▶ GOAL: Lines containing the string "Station" are to be collected in full.

━━ RECORDS FOR THE EXERCISE ━━

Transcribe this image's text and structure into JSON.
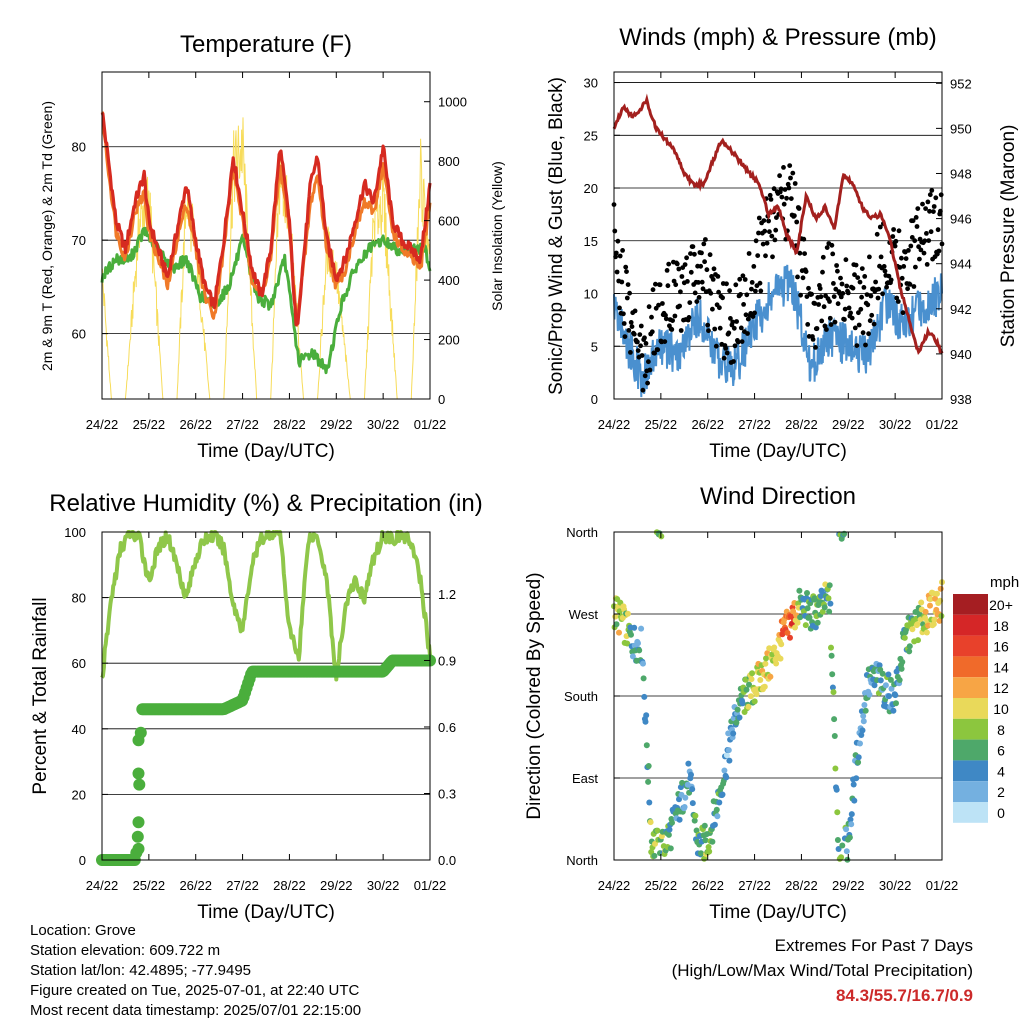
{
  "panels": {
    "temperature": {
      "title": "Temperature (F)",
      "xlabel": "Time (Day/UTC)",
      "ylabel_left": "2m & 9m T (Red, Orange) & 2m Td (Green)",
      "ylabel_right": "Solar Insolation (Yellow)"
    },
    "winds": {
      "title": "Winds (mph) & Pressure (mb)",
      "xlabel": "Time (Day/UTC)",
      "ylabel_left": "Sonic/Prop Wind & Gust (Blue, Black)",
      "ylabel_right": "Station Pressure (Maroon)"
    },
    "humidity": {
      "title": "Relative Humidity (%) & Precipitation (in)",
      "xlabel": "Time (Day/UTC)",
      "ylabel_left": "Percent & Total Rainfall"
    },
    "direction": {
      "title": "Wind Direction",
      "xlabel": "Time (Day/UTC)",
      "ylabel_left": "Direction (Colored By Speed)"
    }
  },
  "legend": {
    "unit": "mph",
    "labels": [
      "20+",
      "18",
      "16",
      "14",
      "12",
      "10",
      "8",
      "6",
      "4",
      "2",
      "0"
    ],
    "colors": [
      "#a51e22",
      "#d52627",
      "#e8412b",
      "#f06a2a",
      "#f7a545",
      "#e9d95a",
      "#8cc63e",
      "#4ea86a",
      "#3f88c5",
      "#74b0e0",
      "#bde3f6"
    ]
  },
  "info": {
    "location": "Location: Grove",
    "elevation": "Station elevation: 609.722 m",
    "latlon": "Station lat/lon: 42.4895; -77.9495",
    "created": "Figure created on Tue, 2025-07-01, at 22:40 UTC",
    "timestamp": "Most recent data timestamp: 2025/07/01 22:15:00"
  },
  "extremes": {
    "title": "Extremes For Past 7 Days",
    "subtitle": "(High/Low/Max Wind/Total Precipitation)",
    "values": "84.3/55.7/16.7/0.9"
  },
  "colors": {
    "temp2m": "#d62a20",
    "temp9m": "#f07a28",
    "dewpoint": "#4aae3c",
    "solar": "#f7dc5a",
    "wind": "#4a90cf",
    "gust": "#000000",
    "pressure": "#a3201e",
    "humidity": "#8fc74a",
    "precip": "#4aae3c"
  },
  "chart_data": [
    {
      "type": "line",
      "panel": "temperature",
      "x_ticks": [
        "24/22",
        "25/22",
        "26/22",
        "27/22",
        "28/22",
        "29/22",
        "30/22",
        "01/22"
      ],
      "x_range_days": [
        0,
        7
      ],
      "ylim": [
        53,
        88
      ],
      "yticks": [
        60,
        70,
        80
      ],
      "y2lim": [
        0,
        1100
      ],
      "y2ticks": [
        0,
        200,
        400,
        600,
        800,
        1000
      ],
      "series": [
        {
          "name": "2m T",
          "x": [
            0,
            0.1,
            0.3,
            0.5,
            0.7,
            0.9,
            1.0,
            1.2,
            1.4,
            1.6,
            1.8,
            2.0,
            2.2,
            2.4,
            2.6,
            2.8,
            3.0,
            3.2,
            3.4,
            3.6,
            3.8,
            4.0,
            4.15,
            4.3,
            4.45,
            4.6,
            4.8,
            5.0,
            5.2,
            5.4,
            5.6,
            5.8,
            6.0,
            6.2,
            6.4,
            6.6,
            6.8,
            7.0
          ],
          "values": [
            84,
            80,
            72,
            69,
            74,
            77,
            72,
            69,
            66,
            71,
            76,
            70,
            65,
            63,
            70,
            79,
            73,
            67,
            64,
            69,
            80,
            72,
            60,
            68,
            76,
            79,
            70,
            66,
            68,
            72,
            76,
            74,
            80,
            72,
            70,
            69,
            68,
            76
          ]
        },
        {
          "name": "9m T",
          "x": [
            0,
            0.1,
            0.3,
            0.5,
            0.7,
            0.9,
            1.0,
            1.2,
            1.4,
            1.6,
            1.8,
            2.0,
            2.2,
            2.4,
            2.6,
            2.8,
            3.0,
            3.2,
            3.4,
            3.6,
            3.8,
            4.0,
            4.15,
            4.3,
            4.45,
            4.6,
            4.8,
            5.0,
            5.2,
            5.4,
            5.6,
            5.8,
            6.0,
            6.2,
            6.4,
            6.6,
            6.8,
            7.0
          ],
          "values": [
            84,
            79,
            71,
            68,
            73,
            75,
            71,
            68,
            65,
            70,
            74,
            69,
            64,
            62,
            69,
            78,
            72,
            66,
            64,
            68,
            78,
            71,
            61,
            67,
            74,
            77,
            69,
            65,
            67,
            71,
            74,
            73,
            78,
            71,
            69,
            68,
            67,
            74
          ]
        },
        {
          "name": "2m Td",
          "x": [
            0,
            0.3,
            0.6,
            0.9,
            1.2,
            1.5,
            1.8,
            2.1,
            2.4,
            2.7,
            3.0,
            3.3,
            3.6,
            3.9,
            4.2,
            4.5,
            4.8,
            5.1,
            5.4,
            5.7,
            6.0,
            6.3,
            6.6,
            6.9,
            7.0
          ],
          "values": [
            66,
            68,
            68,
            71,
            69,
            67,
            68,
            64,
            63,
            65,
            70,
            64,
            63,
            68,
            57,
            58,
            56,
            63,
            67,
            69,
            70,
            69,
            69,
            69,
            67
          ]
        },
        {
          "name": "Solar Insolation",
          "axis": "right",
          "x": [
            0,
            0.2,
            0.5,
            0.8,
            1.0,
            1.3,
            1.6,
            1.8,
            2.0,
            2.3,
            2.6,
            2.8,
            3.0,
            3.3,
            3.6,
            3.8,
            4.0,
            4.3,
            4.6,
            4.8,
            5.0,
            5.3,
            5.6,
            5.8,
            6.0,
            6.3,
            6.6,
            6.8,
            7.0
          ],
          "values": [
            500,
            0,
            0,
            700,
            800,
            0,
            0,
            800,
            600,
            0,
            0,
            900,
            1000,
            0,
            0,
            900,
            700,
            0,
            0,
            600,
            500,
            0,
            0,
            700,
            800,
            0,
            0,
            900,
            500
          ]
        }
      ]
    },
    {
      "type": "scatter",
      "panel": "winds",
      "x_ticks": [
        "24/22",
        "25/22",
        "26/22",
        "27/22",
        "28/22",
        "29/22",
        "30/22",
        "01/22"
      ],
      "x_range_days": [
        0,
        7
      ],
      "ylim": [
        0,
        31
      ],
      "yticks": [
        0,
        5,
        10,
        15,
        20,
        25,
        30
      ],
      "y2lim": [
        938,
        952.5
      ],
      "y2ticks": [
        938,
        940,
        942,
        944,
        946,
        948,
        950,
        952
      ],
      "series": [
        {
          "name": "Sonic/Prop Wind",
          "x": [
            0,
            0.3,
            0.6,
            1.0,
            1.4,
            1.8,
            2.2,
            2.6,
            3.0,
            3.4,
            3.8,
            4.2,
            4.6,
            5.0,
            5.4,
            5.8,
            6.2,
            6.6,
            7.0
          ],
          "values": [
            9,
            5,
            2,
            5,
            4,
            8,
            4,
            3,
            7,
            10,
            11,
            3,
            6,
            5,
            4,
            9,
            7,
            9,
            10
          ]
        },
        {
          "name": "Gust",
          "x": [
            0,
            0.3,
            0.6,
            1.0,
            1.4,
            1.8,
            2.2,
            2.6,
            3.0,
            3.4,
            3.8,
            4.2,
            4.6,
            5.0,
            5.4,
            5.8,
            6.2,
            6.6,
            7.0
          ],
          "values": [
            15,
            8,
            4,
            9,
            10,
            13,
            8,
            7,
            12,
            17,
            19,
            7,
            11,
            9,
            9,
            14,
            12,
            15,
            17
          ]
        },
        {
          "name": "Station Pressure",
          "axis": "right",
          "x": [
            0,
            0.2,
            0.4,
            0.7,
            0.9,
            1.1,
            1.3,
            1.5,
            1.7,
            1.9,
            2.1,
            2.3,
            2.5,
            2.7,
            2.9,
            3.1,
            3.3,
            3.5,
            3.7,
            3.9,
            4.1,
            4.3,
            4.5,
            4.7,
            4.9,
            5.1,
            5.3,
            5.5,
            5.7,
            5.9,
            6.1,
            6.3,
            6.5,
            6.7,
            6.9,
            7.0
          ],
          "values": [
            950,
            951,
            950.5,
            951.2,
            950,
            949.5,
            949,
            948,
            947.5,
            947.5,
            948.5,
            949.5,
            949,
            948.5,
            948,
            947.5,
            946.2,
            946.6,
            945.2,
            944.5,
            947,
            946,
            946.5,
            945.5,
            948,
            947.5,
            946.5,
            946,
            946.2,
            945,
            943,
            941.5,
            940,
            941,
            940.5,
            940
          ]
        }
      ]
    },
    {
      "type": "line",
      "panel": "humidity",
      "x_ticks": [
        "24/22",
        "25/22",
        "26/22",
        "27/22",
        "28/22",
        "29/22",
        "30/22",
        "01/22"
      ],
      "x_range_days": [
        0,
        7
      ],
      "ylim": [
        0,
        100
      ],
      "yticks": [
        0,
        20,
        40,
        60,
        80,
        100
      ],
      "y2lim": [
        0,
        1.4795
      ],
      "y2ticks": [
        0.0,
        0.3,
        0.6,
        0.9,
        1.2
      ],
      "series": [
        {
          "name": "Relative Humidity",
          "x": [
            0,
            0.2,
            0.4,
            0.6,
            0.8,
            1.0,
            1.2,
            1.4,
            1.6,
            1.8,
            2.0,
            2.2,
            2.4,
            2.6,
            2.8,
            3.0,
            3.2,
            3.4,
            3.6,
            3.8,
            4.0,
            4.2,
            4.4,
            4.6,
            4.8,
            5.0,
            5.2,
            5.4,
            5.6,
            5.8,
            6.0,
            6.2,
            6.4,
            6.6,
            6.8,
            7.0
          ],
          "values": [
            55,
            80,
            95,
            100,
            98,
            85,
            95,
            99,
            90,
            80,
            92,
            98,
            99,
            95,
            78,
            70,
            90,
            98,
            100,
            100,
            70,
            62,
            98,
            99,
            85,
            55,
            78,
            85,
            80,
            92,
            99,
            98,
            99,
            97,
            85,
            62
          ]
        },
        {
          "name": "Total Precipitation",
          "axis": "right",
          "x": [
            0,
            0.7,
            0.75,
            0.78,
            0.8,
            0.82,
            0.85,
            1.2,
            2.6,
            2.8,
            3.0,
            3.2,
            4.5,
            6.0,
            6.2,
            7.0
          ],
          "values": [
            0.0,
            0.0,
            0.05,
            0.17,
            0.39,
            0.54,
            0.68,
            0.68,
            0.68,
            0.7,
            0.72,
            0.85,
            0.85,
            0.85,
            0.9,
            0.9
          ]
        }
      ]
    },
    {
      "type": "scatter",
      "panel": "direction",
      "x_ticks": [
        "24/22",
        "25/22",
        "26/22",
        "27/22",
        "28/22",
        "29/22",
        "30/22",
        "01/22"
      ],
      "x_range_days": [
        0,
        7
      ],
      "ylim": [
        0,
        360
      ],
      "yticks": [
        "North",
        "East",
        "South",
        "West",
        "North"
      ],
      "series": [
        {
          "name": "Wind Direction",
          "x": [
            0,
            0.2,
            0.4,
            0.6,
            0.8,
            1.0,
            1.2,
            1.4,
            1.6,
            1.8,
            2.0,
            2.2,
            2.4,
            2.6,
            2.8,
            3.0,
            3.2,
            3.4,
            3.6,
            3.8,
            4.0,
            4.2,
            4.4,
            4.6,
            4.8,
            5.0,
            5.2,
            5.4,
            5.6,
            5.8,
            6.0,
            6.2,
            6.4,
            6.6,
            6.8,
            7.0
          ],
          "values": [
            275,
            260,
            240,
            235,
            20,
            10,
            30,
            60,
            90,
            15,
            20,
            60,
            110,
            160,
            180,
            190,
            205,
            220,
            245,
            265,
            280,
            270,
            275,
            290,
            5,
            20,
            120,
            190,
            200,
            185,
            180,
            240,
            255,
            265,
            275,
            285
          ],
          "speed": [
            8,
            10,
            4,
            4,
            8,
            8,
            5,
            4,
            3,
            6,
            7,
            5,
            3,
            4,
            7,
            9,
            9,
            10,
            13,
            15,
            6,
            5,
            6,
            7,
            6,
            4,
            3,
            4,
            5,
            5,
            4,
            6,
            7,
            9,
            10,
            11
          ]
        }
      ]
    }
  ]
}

━━━
━━ RECORDS FOR THE EXERCISE ━━

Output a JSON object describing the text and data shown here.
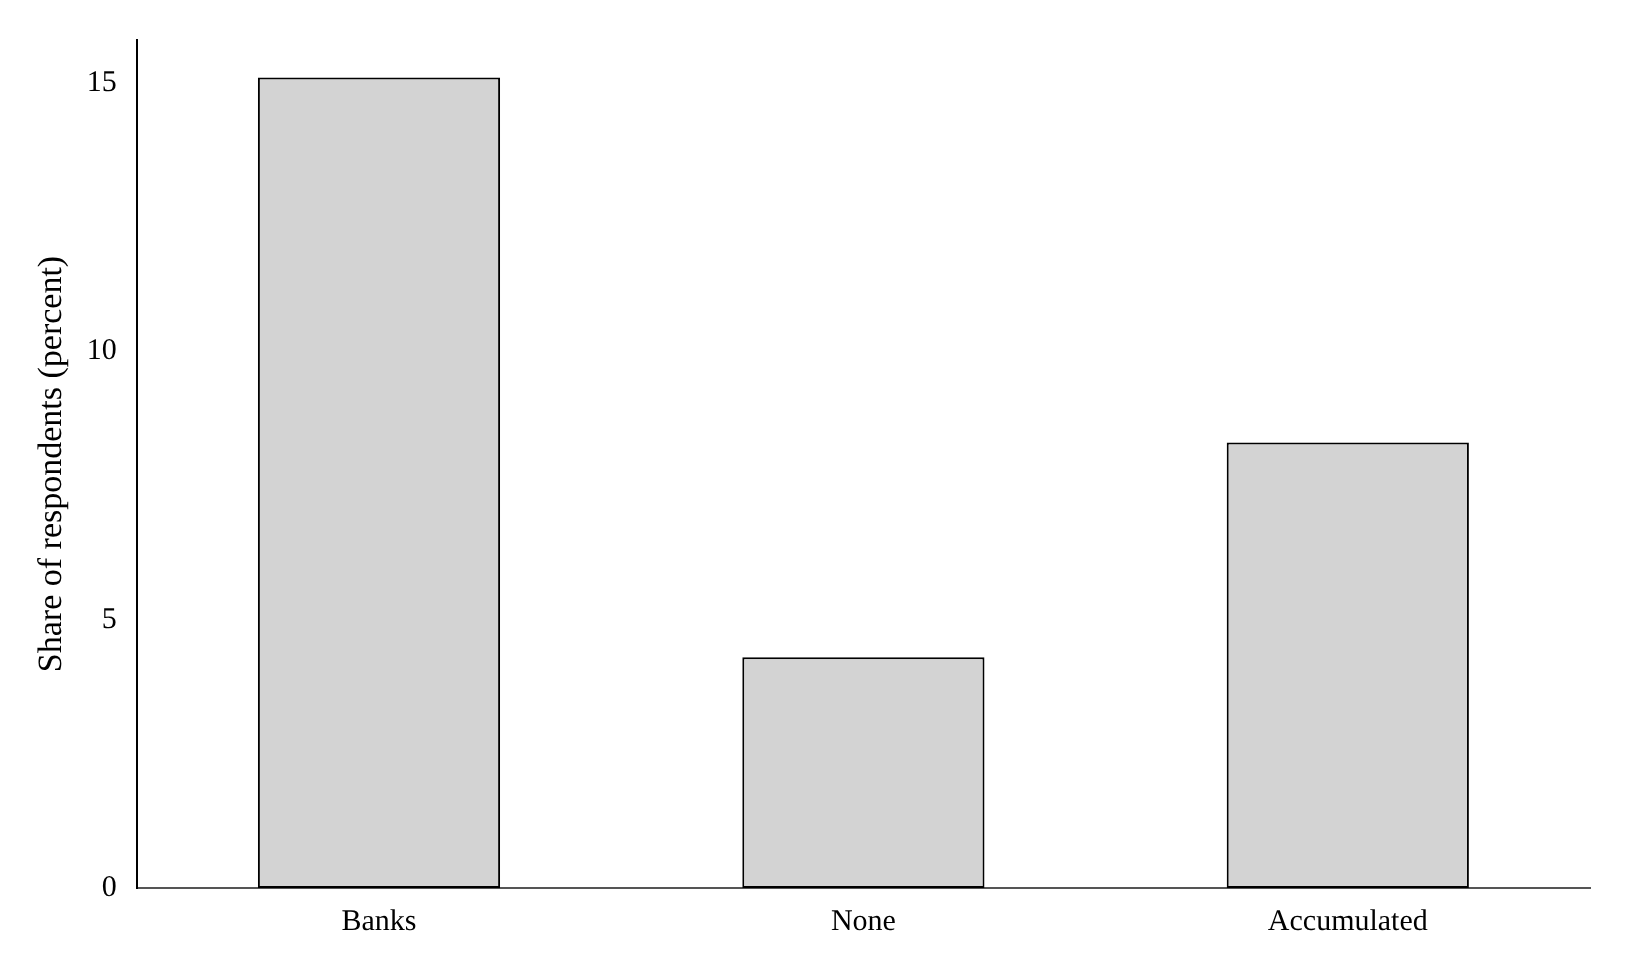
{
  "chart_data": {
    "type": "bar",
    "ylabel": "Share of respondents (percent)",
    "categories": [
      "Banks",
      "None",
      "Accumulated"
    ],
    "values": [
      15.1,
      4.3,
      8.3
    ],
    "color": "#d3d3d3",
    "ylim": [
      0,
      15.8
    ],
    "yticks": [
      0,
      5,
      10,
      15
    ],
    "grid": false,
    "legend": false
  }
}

━━━

▶ EXPECTED OUTPUT:
      "ylabel_right": "Station Pressure (Maroon)"
    "elevation": "Station elevation: 609.722 m",
    "latlon": "Station lat/lon: 42.4895; -77.9495",
          "name": "Station Pressure",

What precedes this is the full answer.